» TAREA
Pasa a una lista numerada las líneas que van desde la que tiene "Output each element" hasta la que tiene "volume-indicator-select[interactable]: 成交量 ▼", las dos incluidas, y deja fuera las líneas en blanco.

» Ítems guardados
►

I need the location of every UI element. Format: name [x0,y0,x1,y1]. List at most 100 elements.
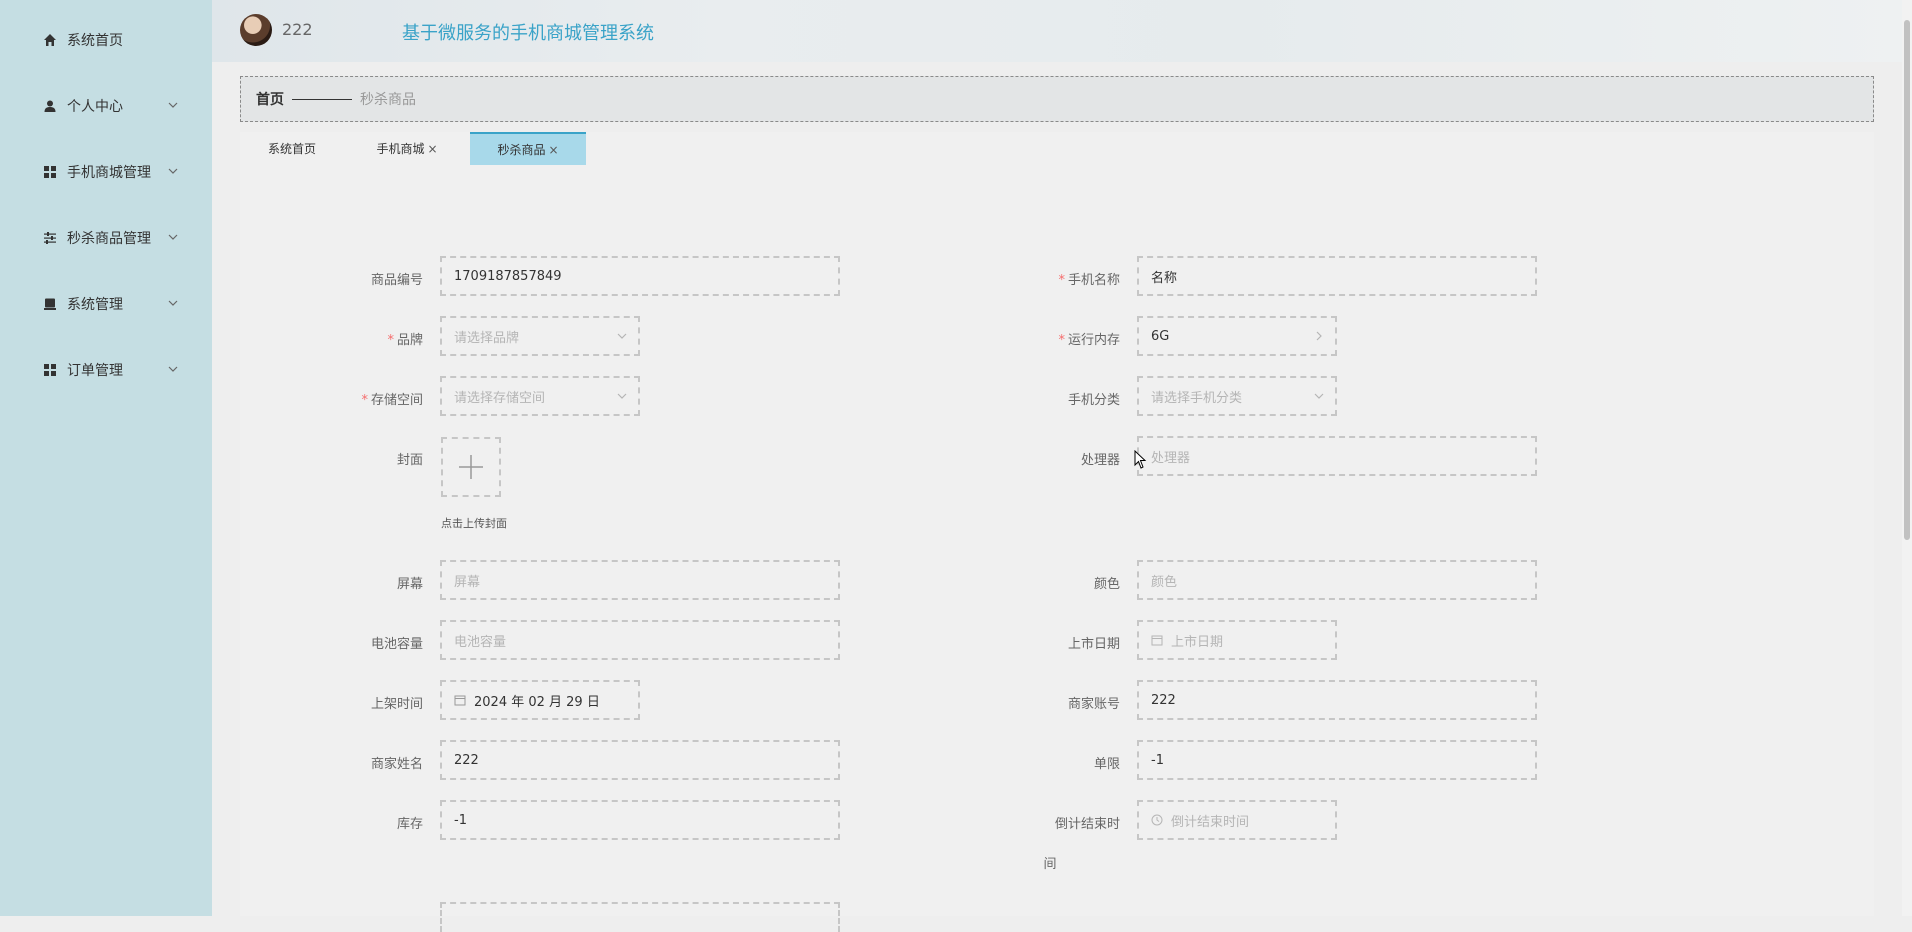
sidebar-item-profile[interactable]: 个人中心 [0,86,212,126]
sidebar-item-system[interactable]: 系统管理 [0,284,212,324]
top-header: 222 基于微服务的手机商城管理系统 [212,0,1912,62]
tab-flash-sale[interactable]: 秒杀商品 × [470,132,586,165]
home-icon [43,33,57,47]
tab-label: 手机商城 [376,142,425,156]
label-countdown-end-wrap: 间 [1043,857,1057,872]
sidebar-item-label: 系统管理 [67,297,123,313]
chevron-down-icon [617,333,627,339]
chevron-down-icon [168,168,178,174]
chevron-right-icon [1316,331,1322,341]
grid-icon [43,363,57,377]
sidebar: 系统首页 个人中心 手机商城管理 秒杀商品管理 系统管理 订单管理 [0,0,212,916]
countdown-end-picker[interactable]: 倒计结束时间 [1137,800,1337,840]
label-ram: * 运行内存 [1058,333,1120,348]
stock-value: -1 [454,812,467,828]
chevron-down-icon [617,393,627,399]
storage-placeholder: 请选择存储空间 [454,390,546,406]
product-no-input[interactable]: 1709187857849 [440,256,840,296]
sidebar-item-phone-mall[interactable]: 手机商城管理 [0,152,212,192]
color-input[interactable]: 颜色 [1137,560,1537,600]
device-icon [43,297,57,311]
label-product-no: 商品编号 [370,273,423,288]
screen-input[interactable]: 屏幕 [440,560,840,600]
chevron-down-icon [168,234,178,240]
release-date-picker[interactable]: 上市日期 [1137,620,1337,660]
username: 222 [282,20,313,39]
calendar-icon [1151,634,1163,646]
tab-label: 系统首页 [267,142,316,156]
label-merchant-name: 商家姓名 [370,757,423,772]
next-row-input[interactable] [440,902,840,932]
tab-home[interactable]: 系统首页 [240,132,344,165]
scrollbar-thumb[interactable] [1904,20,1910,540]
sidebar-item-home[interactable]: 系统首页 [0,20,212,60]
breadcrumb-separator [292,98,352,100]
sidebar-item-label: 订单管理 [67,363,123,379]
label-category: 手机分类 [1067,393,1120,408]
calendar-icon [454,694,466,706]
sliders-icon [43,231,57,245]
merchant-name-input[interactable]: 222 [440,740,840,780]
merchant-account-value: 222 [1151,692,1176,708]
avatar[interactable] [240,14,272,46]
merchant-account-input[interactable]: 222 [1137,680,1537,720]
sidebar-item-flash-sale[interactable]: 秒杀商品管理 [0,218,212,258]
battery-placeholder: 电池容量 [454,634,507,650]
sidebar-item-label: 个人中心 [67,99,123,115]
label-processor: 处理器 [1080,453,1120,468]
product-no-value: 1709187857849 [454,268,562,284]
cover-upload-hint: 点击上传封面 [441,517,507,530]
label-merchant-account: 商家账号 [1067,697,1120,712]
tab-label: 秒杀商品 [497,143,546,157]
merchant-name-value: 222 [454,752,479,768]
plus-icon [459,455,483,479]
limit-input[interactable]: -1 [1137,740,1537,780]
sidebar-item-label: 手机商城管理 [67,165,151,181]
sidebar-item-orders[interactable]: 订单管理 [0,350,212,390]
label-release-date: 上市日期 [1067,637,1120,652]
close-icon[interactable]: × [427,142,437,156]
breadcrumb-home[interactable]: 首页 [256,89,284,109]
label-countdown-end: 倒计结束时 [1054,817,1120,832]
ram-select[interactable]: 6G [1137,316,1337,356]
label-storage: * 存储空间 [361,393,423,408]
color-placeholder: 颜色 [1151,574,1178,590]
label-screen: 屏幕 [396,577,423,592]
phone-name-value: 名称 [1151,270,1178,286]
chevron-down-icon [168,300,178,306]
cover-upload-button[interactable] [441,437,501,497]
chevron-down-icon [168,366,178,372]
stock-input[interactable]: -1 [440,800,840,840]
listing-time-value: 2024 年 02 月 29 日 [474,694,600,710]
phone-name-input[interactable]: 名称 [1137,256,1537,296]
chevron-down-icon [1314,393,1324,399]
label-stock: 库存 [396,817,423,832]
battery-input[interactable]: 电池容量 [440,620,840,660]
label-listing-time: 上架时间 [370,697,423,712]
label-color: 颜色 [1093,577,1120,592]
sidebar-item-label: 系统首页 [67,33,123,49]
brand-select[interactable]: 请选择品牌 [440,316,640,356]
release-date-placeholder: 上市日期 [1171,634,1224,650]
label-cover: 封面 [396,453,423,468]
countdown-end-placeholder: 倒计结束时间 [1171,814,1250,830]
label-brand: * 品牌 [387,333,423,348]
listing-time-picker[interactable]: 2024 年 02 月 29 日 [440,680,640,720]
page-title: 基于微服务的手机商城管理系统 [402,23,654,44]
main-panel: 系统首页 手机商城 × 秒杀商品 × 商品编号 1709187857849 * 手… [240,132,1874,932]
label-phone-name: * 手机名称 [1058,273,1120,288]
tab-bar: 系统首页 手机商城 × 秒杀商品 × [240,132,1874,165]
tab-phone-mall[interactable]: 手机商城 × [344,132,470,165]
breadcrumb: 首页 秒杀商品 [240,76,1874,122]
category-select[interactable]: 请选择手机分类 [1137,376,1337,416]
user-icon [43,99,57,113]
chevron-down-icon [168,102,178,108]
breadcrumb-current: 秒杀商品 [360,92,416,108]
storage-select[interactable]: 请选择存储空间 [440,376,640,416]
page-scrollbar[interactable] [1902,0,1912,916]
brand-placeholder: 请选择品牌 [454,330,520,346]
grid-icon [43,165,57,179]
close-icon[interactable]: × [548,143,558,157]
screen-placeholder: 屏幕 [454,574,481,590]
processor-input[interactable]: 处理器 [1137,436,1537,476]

◄
►

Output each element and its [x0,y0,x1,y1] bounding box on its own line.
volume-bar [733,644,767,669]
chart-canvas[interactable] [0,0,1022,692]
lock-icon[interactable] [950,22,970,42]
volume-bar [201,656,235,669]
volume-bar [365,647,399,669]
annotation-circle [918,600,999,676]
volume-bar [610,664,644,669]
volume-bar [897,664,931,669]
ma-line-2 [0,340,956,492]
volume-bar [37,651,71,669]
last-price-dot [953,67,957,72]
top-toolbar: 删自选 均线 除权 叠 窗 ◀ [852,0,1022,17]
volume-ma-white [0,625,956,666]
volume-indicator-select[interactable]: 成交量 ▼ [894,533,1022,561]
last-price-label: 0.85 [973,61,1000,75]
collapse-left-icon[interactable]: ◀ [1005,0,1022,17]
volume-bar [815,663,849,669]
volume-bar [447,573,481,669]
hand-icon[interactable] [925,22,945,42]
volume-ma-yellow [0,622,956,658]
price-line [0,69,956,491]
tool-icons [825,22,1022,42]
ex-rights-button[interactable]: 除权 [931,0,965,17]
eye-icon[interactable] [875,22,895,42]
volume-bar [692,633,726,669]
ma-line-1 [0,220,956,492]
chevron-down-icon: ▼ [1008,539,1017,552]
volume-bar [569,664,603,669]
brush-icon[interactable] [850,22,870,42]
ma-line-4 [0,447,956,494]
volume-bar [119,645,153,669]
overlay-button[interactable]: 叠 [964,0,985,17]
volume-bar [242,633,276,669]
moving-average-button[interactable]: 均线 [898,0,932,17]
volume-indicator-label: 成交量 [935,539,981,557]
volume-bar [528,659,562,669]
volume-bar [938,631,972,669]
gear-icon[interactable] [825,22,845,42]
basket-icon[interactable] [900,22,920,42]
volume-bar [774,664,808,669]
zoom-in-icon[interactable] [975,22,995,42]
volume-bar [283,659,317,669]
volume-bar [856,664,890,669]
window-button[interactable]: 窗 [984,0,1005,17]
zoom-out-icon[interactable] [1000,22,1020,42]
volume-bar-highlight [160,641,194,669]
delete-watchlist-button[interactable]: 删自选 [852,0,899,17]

◄

» RESULTADO CORRECTO
1. Output each element and its [x0,y0,x1,y1] bounding box on its own line.
2. volume-bar [733,644,767,669]
3. chart-canvas[interactable] [0,0,1022,692]
4. lock-icon[interactable] [950,22,970,42]
5. volume-bar [201,656,235,669]
6. volume-bar [365,647,399,669]
7. annotation-circle [918,600,999,676]
8. volume-bar [610,664,644,669]
9. volume-bar [897,664,931,669]
10. ma-line-2 [0,340,956,492]
11. volume-bar [37,651,71,669]
12. last-price-dot [953,67,957,72]
13. top-toolbar: 删自选 均线 除权 叠 窗 ◀ [852,0,1022,17]
14. volume-ma-white [0,625,956,666]
15. volume-indicator-select[interactable]: 成交量 ▼ [894,533,1022,561]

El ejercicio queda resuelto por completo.